> TEXTO DEL DOCUMENTO:
+++++

La ONU señaló hoy que ha recibido informes sobre nuevos episodios de violencia confesional este fin de semana en la región birmana de Rajine, donde hace un mes hubo graves enfrentamientos entre la comunidad budista y la minoría musulmana de etnia rohingya, que provocaron varias decenas de muertos.

También tienen informaciones sobre la quema de aldeas, dijo en Ginebra el portavoz el Alto Comisionado de las Naciones Unidas para los Refugiados (ACNUR), Adrian Edwards.

Según los relatos recibidos, los hombres jóvenes huyen en esos casos y dejan atrás a mujeres y niños.

El conflicto que desde junio protagonizan budistas y musulmanes en Birmania ha provocado el desplazamiento de unas 80.000 personas, a las que el ACNUR ha proporcionado ayuda o planea hacerlo.

En conexión indirecta con esa situación, el organismo de la ONU pidió al Gobierno de Bangladesh que reconsidere su orden a tres importantes organizaciones no gubernamentales para que interrumpan sus actividades de ayuda en campamentos informales levantados en su territorio y que cobijan a unos 40.000 refugiados birmanos.

+++++

> TAREA 1: En la noticia sobre la violencia en Rajine, ¿cuántas personas han tenido que dejar sus casas por el conflicto entre budistas y musulmanes en Birmania?
> TAREA 2: Sigue escribiendo la noticia sobre la violencia en Rajine a partir de su última oración.

+++++

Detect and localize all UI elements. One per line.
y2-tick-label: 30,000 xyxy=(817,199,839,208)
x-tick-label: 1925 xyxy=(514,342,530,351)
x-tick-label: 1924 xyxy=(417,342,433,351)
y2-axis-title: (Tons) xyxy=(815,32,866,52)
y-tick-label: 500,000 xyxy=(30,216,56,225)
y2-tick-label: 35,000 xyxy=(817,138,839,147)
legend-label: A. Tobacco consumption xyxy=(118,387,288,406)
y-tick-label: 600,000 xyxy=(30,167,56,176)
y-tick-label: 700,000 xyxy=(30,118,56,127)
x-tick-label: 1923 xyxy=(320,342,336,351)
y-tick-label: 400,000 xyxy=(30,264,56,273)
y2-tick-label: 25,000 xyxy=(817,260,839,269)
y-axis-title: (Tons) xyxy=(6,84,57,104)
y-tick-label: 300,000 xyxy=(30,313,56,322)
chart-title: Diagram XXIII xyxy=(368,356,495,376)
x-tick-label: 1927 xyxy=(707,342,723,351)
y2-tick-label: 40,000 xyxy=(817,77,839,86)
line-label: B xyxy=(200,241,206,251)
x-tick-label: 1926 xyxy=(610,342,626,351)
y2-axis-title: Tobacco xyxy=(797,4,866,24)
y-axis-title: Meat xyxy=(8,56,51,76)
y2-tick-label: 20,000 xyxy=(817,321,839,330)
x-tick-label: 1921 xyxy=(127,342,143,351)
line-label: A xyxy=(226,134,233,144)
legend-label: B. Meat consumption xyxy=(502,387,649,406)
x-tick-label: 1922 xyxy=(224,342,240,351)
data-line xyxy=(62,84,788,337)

+++++

> RESPUESTA 1: Unas 80.000 personas.

> RESPUESTA 2:
Esos refugiados llegaron a Bangladesh antes del reciente estallido de violencia en Rajine, aclaró Edwards.

"Invocamos a Bangladesh a que reconsidere su decisión conforme a su larga tradición de hospitalidad hacia la gente que ha huido de Birmania durante años", dijo el portavoz.

Además de los campamentos informales de refugiados ubicados en la localidad bengalí de Cox's Bazar, hay otros dos oficiales que albergan a otros 30.000 refugiados registrados.